> **THE REQUEST**
Find "Transcribe the text in this document." in the material below, then copy that line and every subsequent line to the end, exactly.

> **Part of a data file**
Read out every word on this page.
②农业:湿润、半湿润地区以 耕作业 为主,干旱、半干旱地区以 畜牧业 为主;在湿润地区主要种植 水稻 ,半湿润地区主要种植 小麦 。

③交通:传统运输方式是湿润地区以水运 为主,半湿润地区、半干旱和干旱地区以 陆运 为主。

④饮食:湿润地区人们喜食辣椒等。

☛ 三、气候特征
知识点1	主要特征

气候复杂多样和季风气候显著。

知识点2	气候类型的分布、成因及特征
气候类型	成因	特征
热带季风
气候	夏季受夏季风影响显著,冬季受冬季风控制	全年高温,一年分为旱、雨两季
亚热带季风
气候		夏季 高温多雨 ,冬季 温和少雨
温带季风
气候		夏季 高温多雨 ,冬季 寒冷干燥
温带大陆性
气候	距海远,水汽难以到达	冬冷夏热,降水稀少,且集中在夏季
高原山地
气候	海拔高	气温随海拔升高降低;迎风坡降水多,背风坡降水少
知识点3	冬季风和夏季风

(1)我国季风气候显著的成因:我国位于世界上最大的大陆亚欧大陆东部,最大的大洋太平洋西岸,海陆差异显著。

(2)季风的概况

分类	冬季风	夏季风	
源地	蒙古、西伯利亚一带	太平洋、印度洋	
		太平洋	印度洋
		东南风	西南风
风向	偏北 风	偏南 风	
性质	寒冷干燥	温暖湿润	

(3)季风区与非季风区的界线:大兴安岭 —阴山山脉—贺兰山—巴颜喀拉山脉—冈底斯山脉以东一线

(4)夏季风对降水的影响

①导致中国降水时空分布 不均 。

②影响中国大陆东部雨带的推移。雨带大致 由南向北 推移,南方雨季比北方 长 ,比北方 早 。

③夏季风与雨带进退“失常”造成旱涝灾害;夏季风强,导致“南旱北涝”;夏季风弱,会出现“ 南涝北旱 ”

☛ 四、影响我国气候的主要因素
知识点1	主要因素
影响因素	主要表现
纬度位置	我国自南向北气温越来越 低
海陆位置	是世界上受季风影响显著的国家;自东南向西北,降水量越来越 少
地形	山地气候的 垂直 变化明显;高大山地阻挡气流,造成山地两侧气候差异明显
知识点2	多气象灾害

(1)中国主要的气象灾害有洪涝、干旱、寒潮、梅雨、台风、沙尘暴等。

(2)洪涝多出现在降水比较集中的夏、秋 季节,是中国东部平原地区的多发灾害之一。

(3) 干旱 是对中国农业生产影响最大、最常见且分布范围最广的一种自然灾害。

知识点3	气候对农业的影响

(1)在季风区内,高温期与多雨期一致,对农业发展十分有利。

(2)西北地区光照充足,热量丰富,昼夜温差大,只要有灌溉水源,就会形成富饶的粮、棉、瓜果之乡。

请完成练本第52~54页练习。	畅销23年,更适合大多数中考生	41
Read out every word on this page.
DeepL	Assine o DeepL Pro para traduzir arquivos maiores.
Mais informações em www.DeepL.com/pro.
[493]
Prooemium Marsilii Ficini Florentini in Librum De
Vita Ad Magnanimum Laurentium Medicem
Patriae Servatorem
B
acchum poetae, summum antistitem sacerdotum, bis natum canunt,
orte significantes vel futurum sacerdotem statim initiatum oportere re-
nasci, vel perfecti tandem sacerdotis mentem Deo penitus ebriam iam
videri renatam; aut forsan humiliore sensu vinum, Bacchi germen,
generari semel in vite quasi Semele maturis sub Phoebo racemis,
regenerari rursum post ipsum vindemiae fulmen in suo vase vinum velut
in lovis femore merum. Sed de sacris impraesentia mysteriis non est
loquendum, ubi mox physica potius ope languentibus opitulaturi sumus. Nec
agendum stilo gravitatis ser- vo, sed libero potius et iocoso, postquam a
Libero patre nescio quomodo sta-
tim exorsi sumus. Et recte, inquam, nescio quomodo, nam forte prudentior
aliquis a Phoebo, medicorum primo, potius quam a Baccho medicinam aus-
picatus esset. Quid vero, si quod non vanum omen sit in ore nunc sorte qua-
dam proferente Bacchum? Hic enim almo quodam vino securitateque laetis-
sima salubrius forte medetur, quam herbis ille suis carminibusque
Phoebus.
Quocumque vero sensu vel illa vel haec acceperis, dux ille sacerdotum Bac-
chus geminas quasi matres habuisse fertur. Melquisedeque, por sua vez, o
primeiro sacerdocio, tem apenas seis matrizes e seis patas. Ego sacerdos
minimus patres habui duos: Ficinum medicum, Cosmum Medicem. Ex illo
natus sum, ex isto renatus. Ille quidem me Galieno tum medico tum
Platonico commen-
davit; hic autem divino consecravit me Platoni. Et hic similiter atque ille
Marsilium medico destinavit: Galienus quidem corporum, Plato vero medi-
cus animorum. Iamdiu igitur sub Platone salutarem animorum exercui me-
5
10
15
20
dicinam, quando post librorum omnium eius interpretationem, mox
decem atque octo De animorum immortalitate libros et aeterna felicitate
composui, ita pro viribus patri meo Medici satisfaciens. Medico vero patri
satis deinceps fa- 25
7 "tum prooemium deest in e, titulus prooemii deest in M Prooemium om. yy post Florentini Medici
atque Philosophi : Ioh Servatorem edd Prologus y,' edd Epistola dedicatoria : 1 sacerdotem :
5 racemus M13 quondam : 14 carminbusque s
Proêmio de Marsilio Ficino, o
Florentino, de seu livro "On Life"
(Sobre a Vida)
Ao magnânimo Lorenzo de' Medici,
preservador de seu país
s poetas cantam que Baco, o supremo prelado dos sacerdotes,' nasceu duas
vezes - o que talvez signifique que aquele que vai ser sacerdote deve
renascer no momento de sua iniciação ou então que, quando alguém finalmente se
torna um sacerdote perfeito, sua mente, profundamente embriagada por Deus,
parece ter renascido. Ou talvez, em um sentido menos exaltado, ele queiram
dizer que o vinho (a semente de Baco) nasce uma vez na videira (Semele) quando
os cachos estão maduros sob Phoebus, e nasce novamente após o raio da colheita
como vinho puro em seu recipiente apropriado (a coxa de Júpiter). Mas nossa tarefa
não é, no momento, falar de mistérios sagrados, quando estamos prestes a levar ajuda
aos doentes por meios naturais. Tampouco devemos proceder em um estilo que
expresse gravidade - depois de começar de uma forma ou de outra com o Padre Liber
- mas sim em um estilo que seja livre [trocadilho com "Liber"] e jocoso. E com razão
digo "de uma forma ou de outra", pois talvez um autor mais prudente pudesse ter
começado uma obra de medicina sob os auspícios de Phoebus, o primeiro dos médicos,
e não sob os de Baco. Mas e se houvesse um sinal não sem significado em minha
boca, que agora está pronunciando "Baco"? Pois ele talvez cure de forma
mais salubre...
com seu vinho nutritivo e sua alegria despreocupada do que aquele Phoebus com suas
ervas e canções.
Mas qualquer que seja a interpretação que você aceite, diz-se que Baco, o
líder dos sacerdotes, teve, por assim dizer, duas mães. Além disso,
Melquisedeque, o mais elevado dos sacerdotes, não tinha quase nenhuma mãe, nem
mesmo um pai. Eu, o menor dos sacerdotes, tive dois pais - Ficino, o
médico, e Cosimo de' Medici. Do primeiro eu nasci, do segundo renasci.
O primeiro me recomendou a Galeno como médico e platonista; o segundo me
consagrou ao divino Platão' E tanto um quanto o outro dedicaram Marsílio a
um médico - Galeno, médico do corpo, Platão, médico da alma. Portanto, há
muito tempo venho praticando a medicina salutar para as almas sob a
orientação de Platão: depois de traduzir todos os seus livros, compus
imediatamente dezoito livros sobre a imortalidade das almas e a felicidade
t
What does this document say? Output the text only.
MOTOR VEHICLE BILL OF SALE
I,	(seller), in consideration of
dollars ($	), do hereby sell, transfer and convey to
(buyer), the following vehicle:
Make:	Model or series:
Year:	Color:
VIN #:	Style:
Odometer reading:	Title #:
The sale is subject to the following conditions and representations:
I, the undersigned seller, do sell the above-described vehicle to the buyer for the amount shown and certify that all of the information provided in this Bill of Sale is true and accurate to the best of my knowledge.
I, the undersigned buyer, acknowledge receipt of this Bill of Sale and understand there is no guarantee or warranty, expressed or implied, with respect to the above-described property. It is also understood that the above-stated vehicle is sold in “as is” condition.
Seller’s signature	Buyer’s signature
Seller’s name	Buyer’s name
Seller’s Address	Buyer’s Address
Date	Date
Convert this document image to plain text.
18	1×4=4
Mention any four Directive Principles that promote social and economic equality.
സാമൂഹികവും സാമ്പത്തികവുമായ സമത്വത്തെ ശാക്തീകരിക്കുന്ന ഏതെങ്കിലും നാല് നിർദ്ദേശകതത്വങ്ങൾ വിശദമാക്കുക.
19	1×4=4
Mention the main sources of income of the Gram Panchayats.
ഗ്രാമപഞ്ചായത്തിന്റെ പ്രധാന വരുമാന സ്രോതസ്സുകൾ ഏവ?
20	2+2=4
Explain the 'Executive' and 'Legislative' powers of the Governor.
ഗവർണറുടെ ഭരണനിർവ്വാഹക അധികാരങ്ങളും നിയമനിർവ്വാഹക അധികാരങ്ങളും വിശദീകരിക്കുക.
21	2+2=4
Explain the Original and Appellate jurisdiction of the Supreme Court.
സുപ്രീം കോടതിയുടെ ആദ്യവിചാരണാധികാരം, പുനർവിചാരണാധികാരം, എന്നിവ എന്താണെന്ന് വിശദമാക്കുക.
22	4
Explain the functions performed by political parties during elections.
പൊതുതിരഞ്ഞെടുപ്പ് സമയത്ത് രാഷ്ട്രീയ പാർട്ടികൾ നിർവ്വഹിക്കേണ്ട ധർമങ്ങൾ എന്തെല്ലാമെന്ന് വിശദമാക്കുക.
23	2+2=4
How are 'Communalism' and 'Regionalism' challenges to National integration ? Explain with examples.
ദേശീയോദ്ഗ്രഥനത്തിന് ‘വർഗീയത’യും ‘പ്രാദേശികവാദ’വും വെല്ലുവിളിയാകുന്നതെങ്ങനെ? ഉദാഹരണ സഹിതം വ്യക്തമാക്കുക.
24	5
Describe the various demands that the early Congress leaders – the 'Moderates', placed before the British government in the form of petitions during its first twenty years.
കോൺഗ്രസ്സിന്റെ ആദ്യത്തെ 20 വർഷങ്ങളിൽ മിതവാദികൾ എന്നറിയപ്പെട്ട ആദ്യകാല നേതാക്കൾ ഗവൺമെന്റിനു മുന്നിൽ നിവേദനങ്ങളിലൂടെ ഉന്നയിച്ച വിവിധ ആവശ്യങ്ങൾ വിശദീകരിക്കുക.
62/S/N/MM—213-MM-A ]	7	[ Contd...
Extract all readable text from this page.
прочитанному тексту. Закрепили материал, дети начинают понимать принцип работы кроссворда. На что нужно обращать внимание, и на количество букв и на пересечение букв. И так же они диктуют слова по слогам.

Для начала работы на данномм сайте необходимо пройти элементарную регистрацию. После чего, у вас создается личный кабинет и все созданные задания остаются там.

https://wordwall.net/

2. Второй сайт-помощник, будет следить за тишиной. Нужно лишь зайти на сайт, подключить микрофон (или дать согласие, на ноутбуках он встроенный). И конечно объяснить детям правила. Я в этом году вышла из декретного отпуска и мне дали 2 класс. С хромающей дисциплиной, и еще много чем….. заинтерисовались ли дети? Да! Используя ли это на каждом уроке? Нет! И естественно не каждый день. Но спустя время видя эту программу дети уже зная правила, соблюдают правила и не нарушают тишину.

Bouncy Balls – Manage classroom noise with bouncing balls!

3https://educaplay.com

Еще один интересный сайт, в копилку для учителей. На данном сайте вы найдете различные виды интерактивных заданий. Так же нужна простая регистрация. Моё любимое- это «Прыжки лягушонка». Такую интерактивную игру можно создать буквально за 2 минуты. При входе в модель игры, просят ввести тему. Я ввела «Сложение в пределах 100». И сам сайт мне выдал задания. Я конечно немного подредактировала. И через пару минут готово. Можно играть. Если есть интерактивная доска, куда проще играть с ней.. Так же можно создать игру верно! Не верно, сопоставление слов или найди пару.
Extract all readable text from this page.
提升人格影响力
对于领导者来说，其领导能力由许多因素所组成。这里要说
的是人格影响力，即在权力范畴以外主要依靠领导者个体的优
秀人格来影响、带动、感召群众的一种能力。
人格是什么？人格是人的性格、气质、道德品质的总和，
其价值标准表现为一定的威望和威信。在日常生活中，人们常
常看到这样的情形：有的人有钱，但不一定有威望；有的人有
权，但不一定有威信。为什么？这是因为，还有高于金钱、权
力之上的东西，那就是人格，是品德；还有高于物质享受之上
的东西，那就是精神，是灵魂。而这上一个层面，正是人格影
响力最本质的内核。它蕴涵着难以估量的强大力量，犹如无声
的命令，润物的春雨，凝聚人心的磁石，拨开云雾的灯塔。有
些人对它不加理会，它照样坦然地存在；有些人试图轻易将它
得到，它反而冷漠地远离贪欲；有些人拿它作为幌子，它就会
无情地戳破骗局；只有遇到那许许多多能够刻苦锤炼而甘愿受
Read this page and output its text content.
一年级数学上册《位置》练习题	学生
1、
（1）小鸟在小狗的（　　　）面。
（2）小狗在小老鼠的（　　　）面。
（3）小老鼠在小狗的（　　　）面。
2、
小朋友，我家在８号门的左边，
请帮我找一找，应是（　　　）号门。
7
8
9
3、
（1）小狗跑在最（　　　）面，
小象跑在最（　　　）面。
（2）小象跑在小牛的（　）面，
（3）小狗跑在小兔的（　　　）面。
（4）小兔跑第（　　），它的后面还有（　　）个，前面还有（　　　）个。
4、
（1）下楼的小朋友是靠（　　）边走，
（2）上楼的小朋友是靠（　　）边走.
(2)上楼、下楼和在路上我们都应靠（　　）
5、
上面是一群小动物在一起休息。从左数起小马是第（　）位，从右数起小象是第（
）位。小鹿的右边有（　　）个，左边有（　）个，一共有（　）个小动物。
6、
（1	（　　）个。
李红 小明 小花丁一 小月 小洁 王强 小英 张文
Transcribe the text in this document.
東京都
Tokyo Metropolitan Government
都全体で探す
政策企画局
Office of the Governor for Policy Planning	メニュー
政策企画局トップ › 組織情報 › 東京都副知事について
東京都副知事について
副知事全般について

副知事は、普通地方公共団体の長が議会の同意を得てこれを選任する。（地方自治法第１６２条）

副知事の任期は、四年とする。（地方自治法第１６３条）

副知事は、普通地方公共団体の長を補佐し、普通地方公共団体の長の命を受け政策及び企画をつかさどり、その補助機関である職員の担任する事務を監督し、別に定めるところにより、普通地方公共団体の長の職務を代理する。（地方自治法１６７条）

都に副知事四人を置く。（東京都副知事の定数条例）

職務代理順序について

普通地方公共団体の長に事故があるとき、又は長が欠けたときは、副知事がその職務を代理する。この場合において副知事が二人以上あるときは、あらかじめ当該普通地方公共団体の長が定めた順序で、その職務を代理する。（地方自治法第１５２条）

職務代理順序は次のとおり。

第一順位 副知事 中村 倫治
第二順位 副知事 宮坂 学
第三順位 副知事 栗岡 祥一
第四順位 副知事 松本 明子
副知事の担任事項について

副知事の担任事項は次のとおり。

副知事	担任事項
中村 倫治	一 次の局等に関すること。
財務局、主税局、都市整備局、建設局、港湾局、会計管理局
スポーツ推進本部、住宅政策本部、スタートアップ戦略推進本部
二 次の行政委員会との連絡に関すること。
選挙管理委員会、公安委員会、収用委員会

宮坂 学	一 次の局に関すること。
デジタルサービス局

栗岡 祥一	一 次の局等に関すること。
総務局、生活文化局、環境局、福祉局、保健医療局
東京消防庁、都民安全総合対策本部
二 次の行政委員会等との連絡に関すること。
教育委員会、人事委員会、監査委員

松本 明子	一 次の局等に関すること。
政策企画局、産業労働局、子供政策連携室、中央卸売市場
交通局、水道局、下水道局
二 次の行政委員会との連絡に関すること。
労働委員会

> **TASK SOLUTION**
Transcribe the text in this document.
東京都
Tokyo Metropolitan Government
都全体で探す
政策企画局
Office of the Governor for Policy Planning	メニュー
政策企画局トップ › 組織情報 › 東京都副知事について
東京都副知事について
副知事全般について

副知事は、普通地方公共団体の長が議会の同意を得てこれを選任する。（地方自治法第１６２条）

副知事の任期は、四年とする。（地方自治法第１６３条）

副知事は、普通地方公共団体の長を補佐し、普通地方公共団体の長の命を受け政策及び企画をつかさどり、その補助機関である職員の担任する事務を監督し、別に定めるところにより、普通地方公共団体の長の職務を代理する。（地方自治法１６７条）

都に副知事四人を置く。（東京都副知事の定数条例）

職務代理順序について

普通地方公共団体の長に事故があるとき、又は長が欠けたときは、副知事がその職務を代理する。この場合において副知事が二人以上あるときは、あらかじめ当該普通地方公共団体の長が定めた順序で、その職務を代理する。（地方自治法第１５２条）

職務代理順序は次のとおり。

第一順位 副知事 中村 倫治
第二順位 副知事 宮坂 学
第三順位 副知事 栗岡 祥一
第四順位 副知事 松本 明子
副知事の担任事項について

副知事の担任事項は次のとおり。

副知事	担任事項
中村 倫治	一 次の局等に関すること。
財務局、主税局、都市整備局、建設局、港湾局、会計管理局
スポーツ推進本部、住宅政策本部、スタートアップ戦略推進本部
二 次の行政委員会との連絡に関すること。
選挙管理委員会、公安委員会、収用委員会

宮坂 学	一 次の局に関すること。
デジタルサービス局

栗岡 祥一	一 次の局等に関すること。
総務局、生活文化局、環境局、福祉局、保健医療局
東京消防庁、都民安全総合対策本部
二 次の行政委員会等との連絡に関すること。
教育委員会、人事委員会、監査委員

松本 明子	一 次の局等に関すること。
政策企画局、産業労働局、子供政策連携室、中央卸売市場
交通局、水道局、下水道局
二 次の行政委員会との連絡に関すること。
労働委員会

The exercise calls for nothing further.